WHAT THE TASK REQUIRES: Copy out the records precisely, omitting pictures.

MATERIAL SUPPLIED:
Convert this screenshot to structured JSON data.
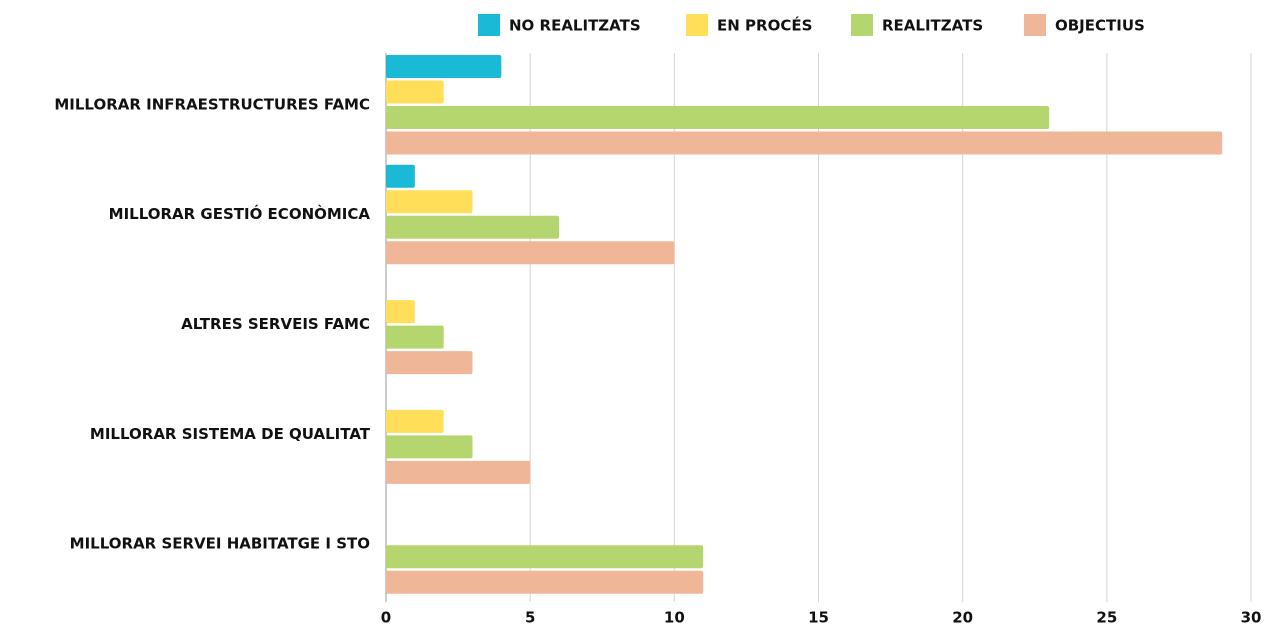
{
  "chart_data": {
    "type": "bar",
    "orientation": "horizontal",
    "categories": [
      "MILLORAR INFRAESTRUCTURES FAMC",
      "MILLORAR GESTIÓ ECONÒMICA",
      "ALTRES SERVEIS FAMC",
      "MILLORAR SISTEMA DE QUALITAT",
      "MILLORAR SERVEI HABITATGE I STO"
    ],
    "series": [
      {
        "name": "NO REALITZATS",
        "color": "#1ab9d6",
        "values": [
          4,
          1,
          0,
          0,
          0
        ]
      },
      {
        "name": "EN PROCÉS",
        "color": "#ffdf5a",
        "values": [
          2,
          3,
          1,
          2,
          0
        ]
      },
      {
        "name": "REALITZATS",
        "color": "#b5d56e",
        "values": [
          23,
          6,
          2,
          3,
          11
        ]
      },
      {
        "name": "OBJECTIUS",
        "color": "#f0b698",
        "values": [
          29,
          10,
          3,
          5,
          11
        ]
      }
    ],
    "xlim": [
      0,
      30
    ],
    "xticks": [
      0,
      5,
      10,
      15,
      20,
      25,
      30
    ],
    "grid": true,
    "legend": "top"
  }
}
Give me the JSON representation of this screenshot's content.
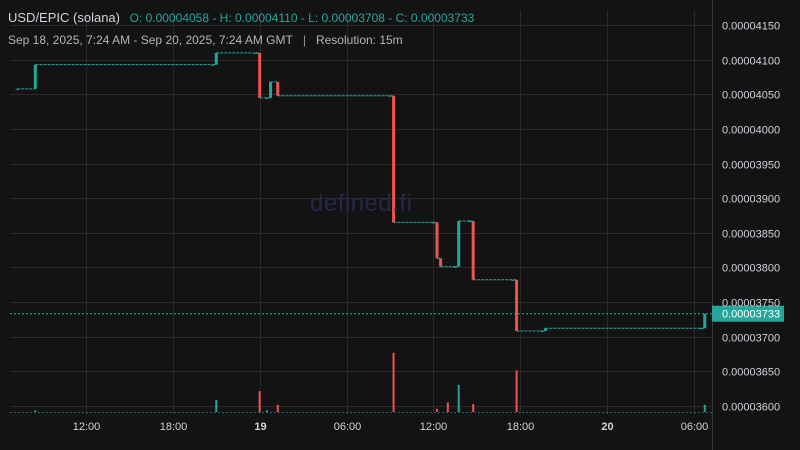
{
  "header": {
    "pair": "USD/EPIC (solana)",
    "ohlc": "O: 0.00004058 - H: 0.00004110 - L: 0.00003708 - C: 0.00003733"
  },
  "subheader": {
    "range": "Sep 18, 2025, 7:24 AM - Sep 20, 2025, 7:24 AM GMT",
    "separator": "|",
    "resolution": "Resolution: 15m"
  },
  "watermark": "defined.fi",
  "colors": {
    "background": "#131313",
    "up": "#26a69a",
    "down": "#ef5350",
    "grid": "#2a2a2a",
    "text": "#d1d4dc"
  },
  "chart_data": {
    "type": "candlestick",
    "y_ticks": [
      4.15e-05,
      4.1e-05,
      4.05e-05,
      4e-05,
      3.95e-05,
      3.9e-05,
      3.85e-05,
      3.8e-05,
      3.75e-05,
      3.7e-05,
      3.65e-05,
      3.6e-05
    ],
    "y_tick_labels": [
      "0.00004150",
      "0.00004100",
      "0.00004050",
      "0.00004000",
      "0.00003950",
      "0.00003900",
      "0.00003850",
      "0.00003800",
      "0.00003750",
      "0.00003700",
      "0.00003650",
      "0.00003600"
    ],
    "ylim": [
      3.588e-05,
      4.172e-05
    ],
    "x_ticks": [
      {
        "label": "12:00",
        "hour": 12,
        "bold": false
      },
      {
        "label": "18:00",
        "hour": 18,
        "bold": false
      },
      {
        "label": "19",
        "hour": 24,
        "bold": true
      },
      {
        "label": "06:00",
        "hour": 30,
        "bold": false
      },
      {
        "label": "12:00",
        "hour": 36,
        "bold": false
      },
      {
        "label": "18:00",
        "hour": 42,
        "bold": false
      },
      {
        "label": "20",
        "hour": 48,
        "bold": true
      },
      {
        "label": "06:00",
        "hour": 54,
        "bold": false
      }
    ],
    "x_range_hours": [
      6.75,
      55.25
    ],
    "last_price": 3.733e-05,
    "last_price_label": "0.00003733",
    "candles": [
      {
        "h": 7.25,
        "o": 4.058e-05,
        "c": 4.058e-05
      },
      {
        "h": 8.5,
        "o": 4.058e-05,
        "c": 4.093e-05
      },
      {
        "h": 20.75,
        "o": 4.093e-05,
        "c": 4.093e-05
      },
      {
        "h": 21.0,
        "o": 4.093e-05,
        "c": 4.11e-05
      },
      {
        "h": 23.75,
        "o": 4.11e-05,
        "c": 4.11e-05
      },
      {
        "h": 24.0,
        "o": 4.11e-05,
        "c": 4.045e-05
      },
      {
        "h": 24.5,
        "o": 4.045e-05,
        "c": 4.045e-05
      },
      {
        "h": 24.75,
        "o": 4.045e-05,
        "c": 4.068e-05
      },
      {
        "h": 25.25,
        "o": 4.068e-05,
        "c": 4.048e-05
      },
      {
        "h": 33.0,
        "o": 4.048e-05,
        "c": 4.048e-05
      },
      {
        "h": 33.25,
        "o": 4.048e-05,
        "c": 3.865e-05
      },
      {
        "h": 36.0,
        "o": 3.865e-05,
        "c": 3.865e-05
      },
      {
        "h": 36.25,
        "o": 3.865e-05,
        "c": 3.813e-05
      },
      {
        "h": 36.5,
        "o": 3.813e-05,
        "c": 3.801e-05
      },
      {
        "h": 37.5,
        "o": 3.801e-05,
        "c": 3.801e-05
      },
      {
        "h": 37.75,
        "o": 3.801e-05,
        "c": 3.867e-05
      },
      {
        "h": 38.5,
        "o": 3.867e-05,
        "c": 3.867e-05
      },
      {
        "h": 38.75,
        "o": 3.867e-05,
        "c": 3.782e-05
      },
      {
        "h": 41.5,
        "o": 3.782e-05,
        "c": 3.782e-05
      },
      {
        "h": 41.75,
        "o": 3.782e-05,
        "c": 3.708e-05
      },
      {
        "h": 43.5,
        "o": 3.708e-05,
        "c": 3.708e-05
      },
      {
        "h": 43.75,
        "o": 3.708e-05,
        "c": 3.712e-05
      },
      {
        "h": 54.5,
        "o": 3.712e-05,
        "c": 3.712e-05
      },
      {
        "h": 54.75,
        "o": 3.712e-05,
        "c": 3.733e-05
      }
    ],
    "volume": [
      {
        "h": 8.5,
        "v": 0.02,
        "up": true
      },
      {
        "h": 21.0,
        "v": 0.15,
        "up": true
      },
      {
        "h": 24.0,
        "v": 0.26,
        "up": false
      },
      {
        "h": 24.5,
        "v": 0.02,
        "up": true
      },
      {
        "h": 25.25,
        "v": 0.09,
        "up": false
      },
      {
        "h": 33.25,
        "v": 0.74,
        "up": false
      },
      {
        "h": 36.25,
        "v": 0.04,
        "up": false
      },
      {
        "h": 37.0,
        "v": 0.12,
        "up": false
      },
      {
        "h": 37.75,
        "v": 0.34,
        "up": true
      },
      {
        "h": 38.75,
        "v": 0.1,
        "up": false
      },
      {
        "h": 41.75,
        "v": 0.52,
        "up": false
      },
      {
        "h": 54.75,
        "v": 0.09,
        "up": true
      }
    ]
  }
}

TASK RESULT:
Convert this screenshot to structured JSON data.
{
  "chart_data": {
    "type": "bar",
    "orientation": "horizontal",
    "categories": [
      "MILLORAR INFRAESTRUCTURES FAMC",
      "MILLORAR GESTIÓ ECONÒMICA",
      "ALTRES SERVEIS FAMC",
      "MILLORAR SISTEMA DE QUALITAT",
      "MILLORAR SERVEI HABITATGE I STO"
    ],
    "series": [
      {
        "name": "NO REALITZATS",
        "color": "#1ab9d6",
        "values": [
          4,
          1,
          0,
          0,
          0
        ]
      },
      {
        "name": "EN PROCÉS",
        "color": "#ffdf5a",
        "values": [
          2,
          3,
          1,
          2,
          0
        ]
      },
      {
        "name": "REALITZATS",
        "color": "#b5d56e",
        "values": [
          23,
          6,
          2,
          3,
          11
        ]
      },
      {
        "name": "OBJECTIUS",
        "color": "#f0b698",
        "values": [
          29,
          10,
          3,
          5,
          11
        ]
      }
    ],
    "xlim": [
      0,
      30
    ],
    "xticks": [
      0,
      5,
      10,
      15,
      20,
      25,
      30
    ],
    "grid": true,
    "legend": "top"
  }
}
Give me the JSON representation of this screenshot's content.
{
  "header": {
    "pair": "USD/EPIC (solana)",
    "ohlc": "O: 0.00004058 - H: 0.00004110 - L: 0.00003708 - C: 0.00003733"
  },
  "subheader": {
    "range": "Sep 18, 2025, 7:24 AM - Sep 20, 2025, 7:24 AM GMT",
    "separator": "|",
    "resolution": "Resolution: 15m"
  },
  "watermark": "defined.fi",
  "colors": {
    "background": "#131313",
    "up": "#26a69a",
    "down": "#ef5350",
    "grid": "#2a2a2a",
    "text": "#d1d4dc"
  },
  "chart_data": {
    "type": "candlestick",
    "y_ticks": [
      4.15e-05,
      4.1e-05,
      4.05e-05,
      4e-05,
      3.95e-05,
      3.9e-05,
      3.85e-05,
      3.8e-05,
      3.75e-05,
      3.7e-05,
      3.65e-05,
      3.6e-05
    ],
    "y_tick_labels": [
      "0.00004150",
      "0.00004100",
      "0.00004050",
      "0.00004000",
      "0.00003950",
      "0.00003900",
      "0.00003850",
      "0.00003800",
      "0.00003750",
      "0.00003700",
      "0.00003650",
      "0.00003600"
    ],
    "ylim": [
      3.588e-05,
      4.172e-05
    ],
    "x_ticks": [
      {
        "label": "12:00",
        "hour": 12,
        "bold": false
      },
      {
        "label": "18:00",
        "hour": 18,
        "bold": false
      },
      {
        "label": "19",
        "hour": 24,
        "bold": true
      },
      {
        "label": "06:00",
        "hour": 30,
        "bold": false
      },
      {
        "label": "12:00",
        "hour": 36,
        "bold": false
      },
      {
        "label": "18:00",
        "hour": 42,
        "bold": false
      },
      {
        "label": "20",
        "hour": 48,
        "bold": true
      },
      {
        "label": "06:00",
        "hour": 54,
        "bold": false
      }
    ],
    "x_range_hours": [
      6.75,
      55.25
    ],
    "last_price": 3.733e-05,
    "last_price_label": "0.00003733",
    "candles": [
      {
        "h": 7.25,
        "o": 4.058e-05,
        "c": 4.058e-05
      },
      {
        "h": 8.5,
        "o": 4.058e-05,
        "c": 4.093e-05
      },
      {
        "h": 20.75,
        "o": 4.093e-05,
        "c": 4.093e-05
      },
      {
        "h": 21.0,
        "o": 4.093e-05,
        "c": 4.11e-05
      },
      {
        "h": 23.75,
        "o": 4.11e-05,
        "c": 4.11e-05
      },
      {
        "h": 24.0,
        "o": 4.11e-05,
        "c": 4.045e-05
      },
      {
        "h": 24.5,
        "o": 4.045e-05,
        "c": 4.045e-05
      },
      {
        "h": 24.75,
        "o": 4.045e-05,
        "c": 4.068e-05
      },
      {
        "h": 25.25,
        "o": 4.068e-05,
        "c": 4.048e-05
      },
      {
        "h": 33.0,
        "o": 4.048e-05,
        "c": 4.048e-05
      },
      {
        "h": 33.25,
        "o": 4.048e-05,
        "c": 3.865e-05
      },
      {
        "h": 36.0,
        "o": 3.865e-05,
        "c": 3.865e-05
      },
      {
        "h": 36.25,
        "o": 3.865e-05,
        "c": 3.813e-05
      },
      {
        "h": 36.5,
        "o": 3.813e-05,
        "c": 3.801e-05
      },
      {
        "h": 37.5,
        "o": 3.801e-05,
        "c": 3.801e-05
      },
      {
        "h": 37.75,
        "o": 3.801e-05,
        "c": 3.867e-05
      },
      {
        "h": 38.5,
        "o": 3.867e-05,
        "c": 3.867e-05
      },
      {
        "h": 38.75,
        "o": 3.867e-05,
        "c": 3.782e-05
      },
      {
        "h": 41.5,
        "o": 3.782e-05,
        "c": 3.782e-05
      },
      {
        "h": 41.75,
        "o": 3.782e-05,
        "c": 3.708e-05
      },
      {
        "h": 43.5,
        "o": 3.708e-05,
        "c": 3.708e-05
      },
      {
        "h": 43.75,
        "o": 3.708e-05,
        "c": 3.712e-05
      },
      {
        "h": 54.5,
        "o": 3.712e-05,
        "c": 3.712e-05
      },
      {
        "h": 54.75,
        "o": 3.712e-05,
        "c": 3.733e-05
      }
    ],
    "volume": [
      {
        "h": 8.5,
        "v": 0.02,
        "up": true
      },
      {
        "h": 21.0,
        "v": 0.15,
        "up": true
      },
      {
        "h": 24.0,
        "v": 0.26,
        "up": false
      },
      {
        "h": 24.5,
        "v": 0.02,
        "up": true
      },
      {
        "h": 25.25,
        "v": 0.09,
        "up": false
      },
      {
        "h": 33.25,
        "v": 0.74,
        "up": false
      },
      {
        "h": 36.25,
        "v": 0.04,
        "up": false
      },
      {
        "h": 37.0,
        "v": 0.12,
        "up": false
      },
      {
        "h": 37.75,
        "v": 0.34,
        "up": true
      },
      {
        "h": 38.75,
        "v": 0.1,
        "up": false
      },
      {
        "h": 41.75,
        "v": 0.52,
        "up": false
      },
      {
        "h": 54.75,
        "v": 0.09,
        "up": true
      }
    ]
  }
}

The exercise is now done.